--- MATERIAL ---

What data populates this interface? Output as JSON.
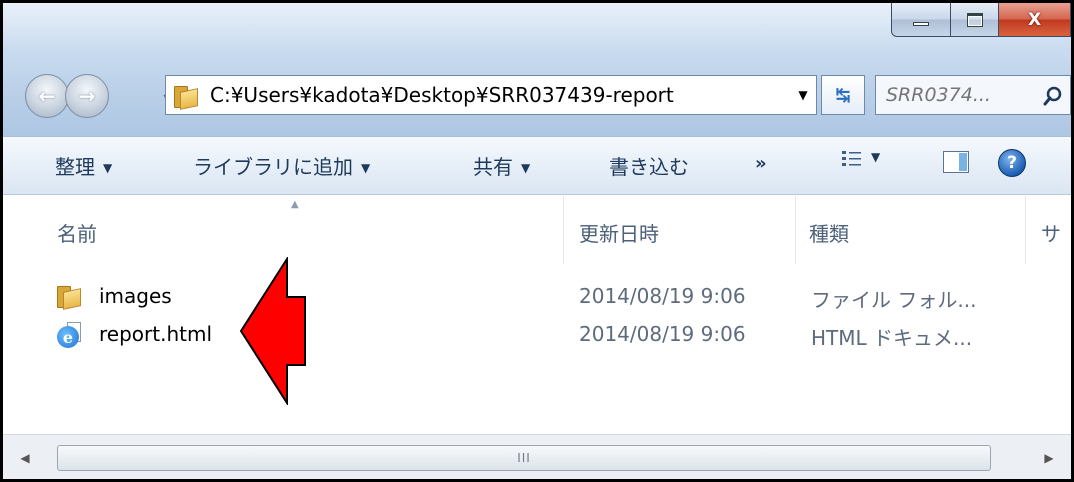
{
  "window": {
    "caption": {
      "close_glyph": "X"
    }
  },
  "navigation": {
    "back_glyph": "←",
    "forward_glyph": "→",
    "history_glyph": "▾"
  },
  "address_bar": {
    "path": "C:¥Users¥kadota¥Desktop¥SRR037439-report",
    "dropdown_glyph": "▼",
    "refresh_glyph": "↹"
  },
  "search": {
    "placeholder": "SRR0374..."
  },
  "toolbar": {
    "organize": "整理",
    "add_to_library": "ライブラリに追加",
    "share": "共有",
    "burn": "書き込む",
    "more": "»",
    "caret": "▼",
    "help_glyph": "?"
  },
  "columns": {
    "name": "名前",
    "date_modified": "更新日時",
    "type": "種類",
    "size": "サ",
    "sort_glyph": "▲"
  },
  "files": [
    {
      "name": "images",
      "date": "2014/08/19 9:06",
      "type": "ファイル フォル...",
      "icon": "folder-icon"
    },
    {
      "name": "report.html",
      "date": "2014/08/19 9:06",
      "type": "HTML ドキュメ...",
      "icon": "ie-html-icon"
    }
  ],
  "scrollbar": {
    "left_glyph": "◀",
    "right_glyph": "▶",
    "grip": "III"
  },
  "colors": {
    "arrow_fill": "#ff0000",
    "arrow_stroke": "#000000",
    "toolbar_text": "#1e395b",
    "secondary_text": "#5d6b7c"
  }
}
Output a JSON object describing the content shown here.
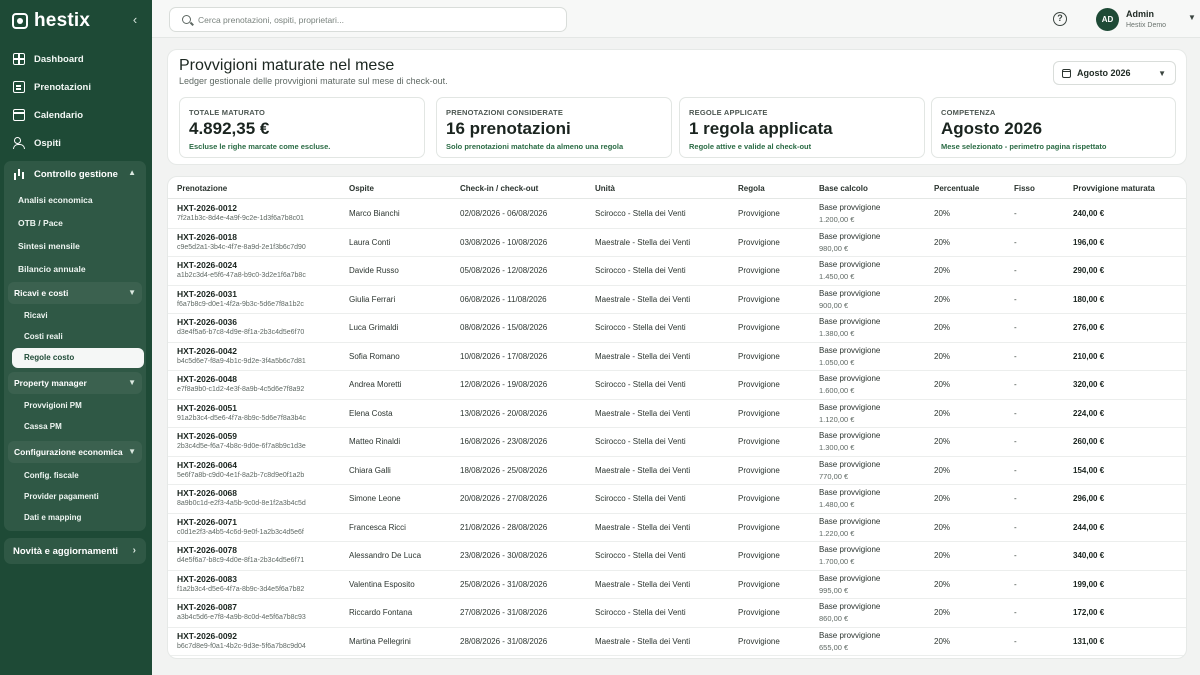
{
  "brand": {
    "name": "hestix"
  },
  "sidebar": {
    "collapse": "‹",
    "main": [
      {
        "label": "Dashboard",
        "icon": "grid-icon"
      },
      {
        "label": "Prenotazioni",
        "icon": "book-icon"
      },
      {
        "label": "Calendario",
        "icon": "calendar-icon"
      },
      {
        "label": "Ospiti",
        "icon": "users-icon"
      }
    ],
    "controllo": {
      "label": "Controllo gestione",
      "items": [
        "Analisi economica",
        "OTB / Pace",
        "Sintesi mensile",
        "Bilancio annuale"
      ],
      "ricavi": {
        "label": "Ricavi e costi",
        "items": [
          "Ricavi",
          "Costi reali",
          "Regole costo"
        ]
      },
      "pm": {
        "label": "Property manager",
        "items": [
          "Provvigioni PM",
          "Cassa PM"
        ]
      },
      "config": {
        "label": "Configurazione economica",
        "items": [
          "Config. fiscale",
          "Provider pagamenti",
          "Dati e mapping"
        ]
      }
    },
    "news": "Novità e aggiornamenti"
  },
  "topbar": {
    "search_placeholder": "Cerca prenotazioni, ospiti, proprietari...",
    "help": "?",
    "avatar": "AD",
    "user_name": "Admin",
    "user_org": "Hestix Demo"
  },
  "header": {
    "title": "Provvigioni maturate nel mese",
    "subtitle": "Ledger gestionale delle provvigioni maturate sul mese di check-out.",
    "month": "Agosto 2026"
  },
  "kpis": [
    {
      "label": "TOTALE MATURATO",
      "value": "4.892,35 €",
      "note": "Escluse le righe marcate come escluse."
    },
    {
      "label": "PRENOTAZIONI CONSIDERATE",
      "value": "16 prenotazioni",
      "note": "Solo prenotazioni matchate da almeno una regola"
    },
    {
      "label": "REGOLE APPLICATE",
      "value": "1 regola applicata",
      "note": "Regole attive e valide al check-out"
    },
    {
      "label": "COMPETENZA",
      "value": "Agosto 2026",
      "note": "Mese selezionato - perimetro pagina rispettato"
    }
  ],
  "table": {
    "headers": [
      "Prenotazione",
      "Ospite",
      "Check-in / check-out",
      "Unità",
      "Regola",
      "Base calcolo",
      "Percentuale",
      "Fisso",
      "Provvigione maturata"
    ],
    "base_label": "Base provvigione",
    "rows": [
      {
        "code": "HXT-2026-0012",
        "hash": "7f2a1b3c-8d4e-4a9f-9c2e-1d3f6a7b8c01",
        "guest": "Marco Bianchi",
        "dates": "02/08/2026 - 06/08/2026",
        "unit": "Scirocco - Stella dei Venti",
        "rule": "Provvigione",
        "base": "1.200,00 €",
        "pct": "20%",
        "fixed": "-",
        "amount": "240,00 €"
      },
      {
        "code": "HXT-2026-0018",
        "hash": "c9e5d2a1-3b4c-4f7e-8a9d-2e1f3b6c7d90",
        "guest": "Laura Conti",
        "dates": "03/08/2026 - 10/08/2026",
        "unit": "Maestrale - Stella dei Venti",
        "rule": "Provvigione",
        "base": "980,00 €",
        "pct": "20%",
        "fixed": "-",
        "amount": "196,00 €"
      },
      {
        "code": "HXT-2026-0024",
        "hash": "a1b2c3d4-e5f6-47a8-b9c0-3d2e1f6a7b8c",
        "guest": "Davide Russo",
        "dates": "05/08/2026 - 12/08/2026",
        "unit": "Scirocco - Stella dei Venti",
        "rule": "Provvigione",
        "base": "1.450,00 €",
        "pct": "20%",
        "fixed": "-",
        "amount": "290,00 €"
      },
      {
        "code": "HXT-2026-0031",
        "hash": "f6a7b8c9-d0e1-4f2a-9b3c-5d6e7f8a1b2c",
        "guest": "Giulia Ferrari",
        "dates": "06/08/2026 - 11/08/2026",
        "unit": "Maestrale - Stella dei Venti",
        "rule": "Provvigione",
        "base": "900,00 €",
        "pct": "20%",
        "fixed": "-",
        "amount": "180,00 €"
      },
      {
        "code": "HXT-2026-0036",
        "hash": "d3e4f5a6-b7c8-4d9e-8f1a-2b3c4d5e6f70",
        "guest": "Luca Grimaldi",
        "dates": "08/08/2026 - 15/08/2026",
        "unit": "Scirocco - Stella dei Venti",
        "rule": "Provvigione",
        "base": "1.380,00 €",
        "pct": "20%",
        "fixed": "-",
        "amount": "276,00 €"
      },
      {
        "code": "HXT-2026-0042",
        "hash": "b4c5d6e7-f8a9-4b1c-9d2e-3f4a5b6c7d81",
        "guest": "Sofia Romano",
        "dates": "10/08/2026 - 17/08/2026",
        "unit": "Maestrale - Stella dei Venti",
        "rule": "Provvigione",
        "base": "1.050,00 €",
        "pct": "20%",
        "fixed": "-",
        "amount": "210,00 €"
      },
      {
        "code": "HXT-2026-0048",
        "hash": "e7f8a9b0-c1d2-4e3f-8a9b-4c5d6e7f8a92",
        "guest": "Andrea Moretti",
        "dates": "12/08/2026 - 19/08/2026",
        "unit": "Scirocco - Stella dei Venti",
        "rule": "Provvigione",
        "base": "1.600,00 €",
        "pct": "20%",
        "fixed": "-",
        "amount": "320,00 €"
      },
      {
        "code": "HXT-2026-0051",
        "hash": "91a2b3c4-d5e6-4f7a-8b9c-5d6e7f8a3b4c",
        "guest": "Elena Costa",
        "dates": "13/08/2026 - 20/08/2026",
        "unit": "Maestrale - Stella dei Venti",
        "rule": "Provvigione",
        "base": "1.120,00 €",
        "pct": "20%",
        "fixed": "-",
        "amount": "224,00 €"
      },
      {
        "code": "HXT-2026-0059",
        "hash": "2b3c4d5e-f6a7-4b8c-9d0e-6f7a8b9c1d3e",
        "guest": "Matteo Rinaldi",
        "dates": "16/08/2026 - 23/08/2026",
        "unit": "Scirocco - Stella dei Venti",
        "rule": "Provvigione",
        "base": "1.300,00 €",
        "pct": "20%",
        "fixed": "-",
        "amount": "260,00 €"
      },
      {
        "code": "HXT-2026-0064",
        "hash": "5e6f7a8b-c9d0-4e1f-8a2b-7c8d9e0f1a2b",
        "guest": "Chiara Galli",
        "dates": "18/08/2026 - 25/08/2026",
        "unit": "Maestrale - Stella dei Venti",
        "rule": "Provvigione",
        "base": "770,00 €",
        "pct": "20%",
        "fixed": "-",
        "amount": "154,00 €"
      },
      {
        "code": "HXT-2026-0068",
        "hash": "8a9b0c1d-e2f3-4a5b-9c0d-8e1f2a3b4c5d",
        "guest": "Simone Leone",
        "dates": "20/08/2026 - 27/08/2026",
        "unit": "Scirocco - Stella dei Venti",
        "rule": "Provvigione",
        "base": "1.480,00 €",
        "pct": "20%",
        "fixed": "-",
        "amount": "296,00 €"
      },
      {
        "code": "HXT-2026-0071",
        "hash": "c0d1e2f3-a4b5-4c6d-9e0f-1a2b3c4d5e6f",
        "guest": "Francesca Ricci",
        "dates": "21/08/2026 - 28/08/2026",
        "unit": "Maestrale - Stella dei Venti",
        "rule": "Provvigione",
        "base": "1.220,00 €",
        "pct": "20%",
        "fixed": "-",
        "amount": "244,00 €"
      },
      {
        "code": "HXT-2026-0078",
        "hash": "d4e5f6a7-b8c9-4d0e-8f1a-2b3c4d5e6f71",
        "guest": "Alessandro De Luca",
        "dates": "23/08/2026 - 30/08/2026",
        "unit": "Scirocco - Stella dei Venti",
        "rule": "Provvigione",
        "base": "1.700,00 €",
        "pct": "20%",
        "fixed": "-",
        "amount": "340,00 €"
      },
      {
        "code": "HXT-2026-0083",
        "hash": "f1a2b3c4-d5e6-4f7a-8b9c-3d4e5f6a7b82",
        "guest": "Valentina Esposito",
        "dates": "25/08/2026 - 31/08/2026",
        "unit": "Maestrale - Stella dei Venti",
        "rule": "Provvigione",
        "base": "995,00 €",
        "pct": "20%",
        "fixed": "-",
        "amount": "199,00 €"
      },
      {
        "code": "HXT-2026-0087",
        "hash": "a3b4c5d6-e7f8-4a9b-8c0d-4e5f6a7b8c93",
        "guest": "Riccardo Fontana",
        "dates": "27/08/2026 - 31/08/2026",
        "unit": "Scirocco - Stella dei Venti",
        "rule": "Provvigione",
        "base": "860,00 €",
        "pct": "20%",
        "fixed": "-",
        "amount": "172,00 €"
      },
      {
        "code": "HXT-2026-0092",
        "hash": "b6c7d8e9-f0a1-4b2c-9d3e-5f6a7b8c9d04",
        "guest": "Martina Pellegrini",
        "dates": "28/08/2026 - 31/08/2026",
        "unit": "Maestrale - Stella dei Venti",
        "rule": "Provvigione",
        "base": "655,00 €",
        "pct": "20%",
        "fixed": "-",
        "amount": "131,00 €"
      }
    ]
  },
  "colors": {
    "sidebar": "#1e4a36",
    "accent_text": "#2a6b44",
    "background": "#f2f3f2"
  }
}
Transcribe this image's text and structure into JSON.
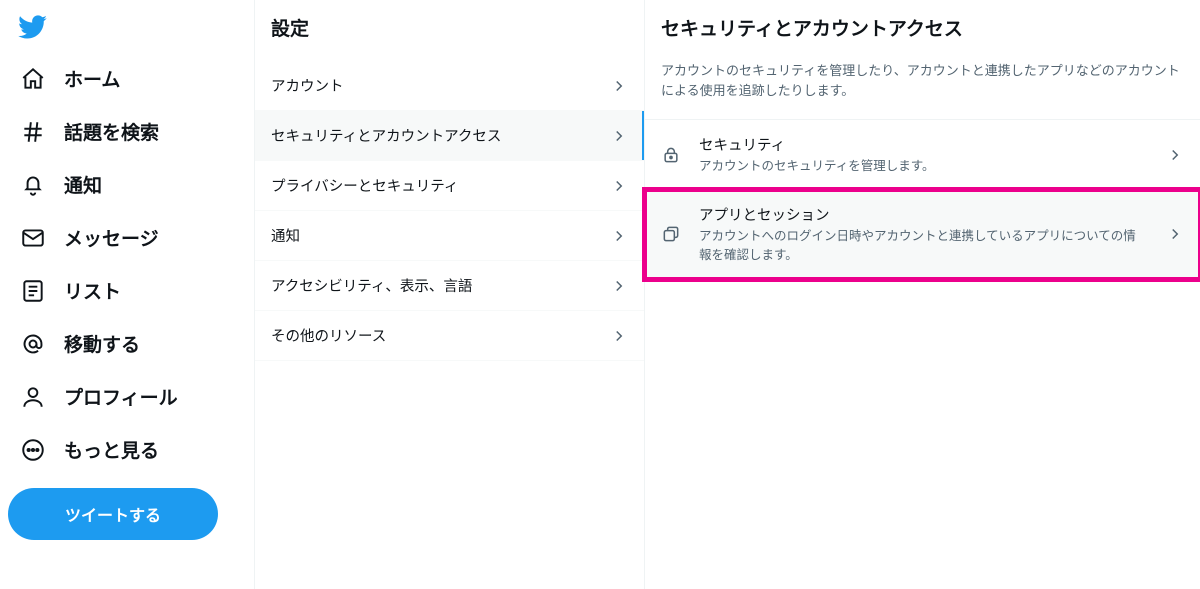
{
  "nav": {
    "items": [
      {
        "label": "ホーム"
      },
      {
        "label": "話題を検索"
      },
      {
        "label": "通知"
      },
      {
        "label": "メッセージ"
      },
      {
        "label": "リスト"
      },
      {
        "label": "移動する"
      },
      {
        "label": "プロフィール"
      },
      {
        "label": "もっと見る"
      }
    ],
    "tweet_button": "ツイートする"
  },
  "settings": {
    "header": "設定",
    "items": [
      {
        "label": "アカウント"
      },
      {
        "label": "セキュリティとアカウントアクセス"
      },
      {
        "label": "プライバシーとセキュリティ"
      },
      {
        "label": "通知"
      },
      {
        "label": "アクセシビリティ、表示、言語"
      },
      {
        "label": "その他のリソース"
      }
    ]
  },
  "panel": {
    "header": "セキュリティとアカウントアクセス",
    "description": "アカウントのセキュリティを管理したり、アカウントと連携したアプリなどのアカウントによる使用を追跡したりします。",
    "rows": [
      {
        "title": "セキュリティ",
        "sub": "アカウントのセキュリティを管理します。"
      },
      {
        "title": "アプリとセッション",
        "sub": "アカウントへのログイン日時やアカウントと連携しているアプリについての情報を確認します。"
      }
    ]
  },
  "colors": {
    "accent": "#1d9bf0",
    "highlight": "#ec008c"
  }
}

---

> [WHAT YOU SHOULD DO] Extract every line above containing the word "セキュリティとアカウントアクセス".

> [SOLUTION TO THIS TASK]
        "label": "セキュリティとアカウントアクセス"
    "header": "セキュリティとアカウントアクセス",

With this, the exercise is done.